** begin **
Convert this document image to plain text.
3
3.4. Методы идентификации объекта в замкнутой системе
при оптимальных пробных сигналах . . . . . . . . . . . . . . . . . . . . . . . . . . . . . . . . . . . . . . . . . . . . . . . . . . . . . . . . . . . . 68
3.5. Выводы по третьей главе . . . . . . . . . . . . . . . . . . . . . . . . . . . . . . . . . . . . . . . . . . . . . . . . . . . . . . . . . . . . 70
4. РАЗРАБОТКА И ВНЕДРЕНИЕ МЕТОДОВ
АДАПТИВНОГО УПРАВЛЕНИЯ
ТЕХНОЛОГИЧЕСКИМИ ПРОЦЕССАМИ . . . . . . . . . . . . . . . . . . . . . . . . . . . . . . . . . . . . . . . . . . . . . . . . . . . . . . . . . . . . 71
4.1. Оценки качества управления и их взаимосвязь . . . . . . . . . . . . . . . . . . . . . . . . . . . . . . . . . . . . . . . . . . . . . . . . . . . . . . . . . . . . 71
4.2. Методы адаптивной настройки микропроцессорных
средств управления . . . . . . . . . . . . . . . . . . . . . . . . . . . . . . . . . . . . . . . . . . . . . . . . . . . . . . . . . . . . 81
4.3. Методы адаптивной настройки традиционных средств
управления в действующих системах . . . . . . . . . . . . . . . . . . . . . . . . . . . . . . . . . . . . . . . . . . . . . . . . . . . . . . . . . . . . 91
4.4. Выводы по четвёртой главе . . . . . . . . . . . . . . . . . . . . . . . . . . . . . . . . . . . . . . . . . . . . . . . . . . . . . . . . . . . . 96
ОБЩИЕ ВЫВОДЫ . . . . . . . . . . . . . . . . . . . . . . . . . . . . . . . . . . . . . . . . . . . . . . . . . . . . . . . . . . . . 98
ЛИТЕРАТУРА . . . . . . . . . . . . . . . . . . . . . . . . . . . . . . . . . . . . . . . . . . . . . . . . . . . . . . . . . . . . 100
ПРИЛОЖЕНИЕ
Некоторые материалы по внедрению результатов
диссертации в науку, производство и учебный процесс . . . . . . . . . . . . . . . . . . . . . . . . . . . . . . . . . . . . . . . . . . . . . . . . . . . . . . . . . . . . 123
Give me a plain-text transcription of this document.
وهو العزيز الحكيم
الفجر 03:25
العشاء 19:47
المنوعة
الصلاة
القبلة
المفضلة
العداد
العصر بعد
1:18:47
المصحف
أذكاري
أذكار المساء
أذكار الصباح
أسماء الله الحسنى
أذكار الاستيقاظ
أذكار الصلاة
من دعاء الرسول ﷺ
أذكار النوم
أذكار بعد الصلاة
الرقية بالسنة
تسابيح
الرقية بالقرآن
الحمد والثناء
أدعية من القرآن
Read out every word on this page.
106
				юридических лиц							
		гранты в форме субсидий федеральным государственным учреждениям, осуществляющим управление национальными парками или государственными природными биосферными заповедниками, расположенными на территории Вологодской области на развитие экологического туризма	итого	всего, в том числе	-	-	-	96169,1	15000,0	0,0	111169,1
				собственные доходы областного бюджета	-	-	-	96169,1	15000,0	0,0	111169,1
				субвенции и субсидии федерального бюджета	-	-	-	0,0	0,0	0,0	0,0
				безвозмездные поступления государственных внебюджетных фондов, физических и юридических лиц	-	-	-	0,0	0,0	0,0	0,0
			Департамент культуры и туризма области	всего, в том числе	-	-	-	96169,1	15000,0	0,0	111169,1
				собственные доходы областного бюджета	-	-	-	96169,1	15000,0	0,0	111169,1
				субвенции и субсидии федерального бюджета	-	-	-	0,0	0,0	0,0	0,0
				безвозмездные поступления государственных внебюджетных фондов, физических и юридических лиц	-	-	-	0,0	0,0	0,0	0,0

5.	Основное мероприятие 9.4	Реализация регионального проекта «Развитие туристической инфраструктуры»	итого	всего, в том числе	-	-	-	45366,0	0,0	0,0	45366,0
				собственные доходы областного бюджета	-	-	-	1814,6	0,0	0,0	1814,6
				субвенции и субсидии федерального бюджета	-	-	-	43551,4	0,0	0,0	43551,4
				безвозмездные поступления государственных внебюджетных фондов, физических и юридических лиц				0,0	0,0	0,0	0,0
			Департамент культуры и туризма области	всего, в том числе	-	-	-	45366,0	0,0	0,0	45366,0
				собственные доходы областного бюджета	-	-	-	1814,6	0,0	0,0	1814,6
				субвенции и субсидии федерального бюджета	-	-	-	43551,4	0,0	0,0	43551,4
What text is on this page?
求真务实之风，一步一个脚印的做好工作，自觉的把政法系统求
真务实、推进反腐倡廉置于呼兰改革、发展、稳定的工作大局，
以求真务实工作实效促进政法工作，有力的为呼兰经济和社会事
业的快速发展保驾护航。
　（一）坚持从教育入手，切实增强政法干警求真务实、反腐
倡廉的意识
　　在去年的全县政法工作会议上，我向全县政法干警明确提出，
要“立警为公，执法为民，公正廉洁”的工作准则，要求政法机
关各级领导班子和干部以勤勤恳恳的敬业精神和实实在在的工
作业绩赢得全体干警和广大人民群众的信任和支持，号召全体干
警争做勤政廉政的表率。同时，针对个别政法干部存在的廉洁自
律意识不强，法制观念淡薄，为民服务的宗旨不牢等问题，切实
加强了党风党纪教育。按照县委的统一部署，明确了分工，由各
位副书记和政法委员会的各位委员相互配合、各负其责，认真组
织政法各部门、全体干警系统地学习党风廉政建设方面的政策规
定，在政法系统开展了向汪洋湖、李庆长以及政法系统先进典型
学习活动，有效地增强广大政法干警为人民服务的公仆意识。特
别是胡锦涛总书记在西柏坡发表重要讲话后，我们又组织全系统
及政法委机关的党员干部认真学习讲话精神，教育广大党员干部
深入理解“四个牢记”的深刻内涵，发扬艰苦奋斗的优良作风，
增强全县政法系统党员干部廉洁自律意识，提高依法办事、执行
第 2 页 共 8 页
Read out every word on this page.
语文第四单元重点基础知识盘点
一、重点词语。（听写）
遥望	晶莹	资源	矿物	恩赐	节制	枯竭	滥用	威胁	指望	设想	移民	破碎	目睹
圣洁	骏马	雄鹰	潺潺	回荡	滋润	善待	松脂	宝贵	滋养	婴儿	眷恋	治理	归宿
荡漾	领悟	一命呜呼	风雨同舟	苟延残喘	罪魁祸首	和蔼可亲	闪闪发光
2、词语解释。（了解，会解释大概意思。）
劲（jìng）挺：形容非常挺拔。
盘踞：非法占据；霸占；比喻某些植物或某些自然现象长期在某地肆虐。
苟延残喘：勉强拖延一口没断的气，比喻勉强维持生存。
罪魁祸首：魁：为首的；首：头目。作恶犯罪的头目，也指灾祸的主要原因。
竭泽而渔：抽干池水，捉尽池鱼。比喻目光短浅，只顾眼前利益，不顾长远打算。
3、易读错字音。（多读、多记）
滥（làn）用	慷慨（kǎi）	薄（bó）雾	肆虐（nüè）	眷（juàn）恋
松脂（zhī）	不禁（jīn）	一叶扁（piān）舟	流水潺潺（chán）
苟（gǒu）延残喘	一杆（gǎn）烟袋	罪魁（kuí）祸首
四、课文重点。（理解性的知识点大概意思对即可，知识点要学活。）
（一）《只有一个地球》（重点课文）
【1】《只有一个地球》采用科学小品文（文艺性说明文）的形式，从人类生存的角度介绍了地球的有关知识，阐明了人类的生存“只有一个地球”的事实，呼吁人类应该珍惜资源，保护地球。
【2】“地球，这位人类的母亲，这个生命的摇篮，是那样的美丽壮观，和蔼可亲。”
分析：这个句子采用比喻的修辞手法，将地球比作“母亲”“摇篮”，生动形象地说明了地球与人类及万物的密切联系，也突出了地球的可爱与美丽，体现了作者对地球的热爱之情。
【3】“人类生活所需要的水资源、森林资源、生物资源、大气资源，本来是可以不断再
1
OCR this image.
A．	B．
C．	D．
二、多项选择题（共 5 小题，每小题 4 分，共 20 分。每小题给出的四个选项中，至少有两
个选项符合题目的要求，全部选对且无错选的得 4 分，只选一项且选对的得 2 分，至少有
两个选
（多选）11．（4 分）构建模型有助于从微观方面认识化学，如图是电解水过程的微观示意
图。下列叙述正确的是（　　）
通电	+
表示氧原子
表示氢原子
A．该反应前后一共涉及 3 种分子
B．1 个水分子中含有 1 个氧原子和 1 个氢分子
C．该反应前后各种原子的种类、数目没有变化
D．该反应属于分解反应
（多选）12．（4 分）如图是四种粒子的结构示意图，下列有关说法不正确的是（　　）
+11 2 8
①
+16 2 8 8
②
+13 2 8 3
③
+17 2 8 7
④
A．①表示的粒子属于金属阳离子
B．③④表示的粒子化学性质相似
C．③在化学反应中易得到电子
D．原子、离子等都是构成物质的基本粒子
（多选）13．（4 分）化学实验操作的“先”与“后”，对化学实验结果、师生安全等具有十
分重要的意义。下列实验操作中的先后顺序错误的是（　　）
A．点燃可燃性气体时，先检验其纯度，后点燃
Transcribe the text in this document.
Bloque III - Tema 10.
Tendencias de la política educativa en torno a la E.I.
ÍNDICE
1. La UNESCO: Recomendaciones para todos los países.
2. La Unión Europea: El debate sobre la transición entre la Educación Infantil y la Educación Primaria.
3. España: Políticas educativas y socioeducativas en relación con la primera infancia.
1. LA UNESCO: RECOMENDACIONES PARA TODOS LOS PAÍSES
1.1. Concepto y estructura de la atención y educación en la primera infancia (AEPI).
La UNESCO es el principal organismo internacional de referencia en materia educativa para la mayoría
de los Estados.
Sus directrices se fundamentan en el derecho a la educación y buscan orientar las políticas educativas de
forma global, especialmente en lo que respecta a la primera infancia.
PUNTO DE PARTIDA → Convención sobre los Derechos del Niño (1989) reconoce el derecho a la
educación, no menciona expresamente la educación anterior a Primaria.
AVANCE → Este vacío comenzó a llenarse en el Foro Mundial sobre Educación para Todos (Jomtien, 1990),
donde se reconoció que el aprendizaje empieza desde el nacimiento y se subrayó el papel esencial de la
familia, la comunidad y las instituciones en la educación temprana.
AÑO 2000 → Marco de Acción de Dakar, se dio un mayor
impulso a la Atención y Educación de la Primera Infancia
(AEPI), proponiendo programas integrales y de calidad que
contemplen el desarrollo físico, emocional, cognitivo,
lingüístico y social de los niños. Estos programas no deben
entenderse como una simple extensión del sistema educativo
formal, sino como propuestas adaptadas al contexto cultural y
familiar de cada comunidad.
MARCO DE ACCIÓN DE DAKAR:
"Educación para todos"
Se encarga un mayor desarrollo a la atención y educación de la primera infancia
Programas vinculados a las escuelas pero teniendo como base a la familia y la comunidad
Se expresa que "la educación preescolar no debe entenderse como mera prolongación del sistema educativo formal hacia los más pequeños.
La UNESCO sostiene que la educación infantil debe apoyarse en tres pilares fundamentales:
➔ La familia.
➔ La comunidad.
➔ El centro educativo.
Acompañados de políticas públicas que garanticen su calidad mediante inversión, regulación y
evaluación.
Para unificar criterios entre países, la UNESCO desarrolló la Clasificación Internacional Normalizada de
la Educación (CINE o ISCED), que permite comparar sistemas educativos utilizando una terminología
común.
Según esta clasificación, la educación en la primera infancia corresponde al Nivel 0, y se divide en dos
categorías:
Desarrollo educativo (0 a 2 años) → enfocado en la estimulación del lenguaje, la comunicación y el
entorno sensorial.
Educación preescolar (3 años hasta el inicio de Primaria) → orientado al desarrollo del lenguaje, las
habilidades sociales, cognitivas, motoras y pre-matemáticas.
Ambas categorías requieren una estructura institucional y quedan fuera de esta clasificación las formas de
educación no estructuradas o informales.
** end **
- _What you will do_:
Find each line that has the word "культуры", then copy it out.

- _The solution_:
			Департамент культуры и туризма области	всего, в том числе	-	-	-	96169,1	15000,0	0,0	111169,1
			Департамент культуры и туризма области	всего, в том числе	-	-	-	45366,0	0,0	0,0	45366,0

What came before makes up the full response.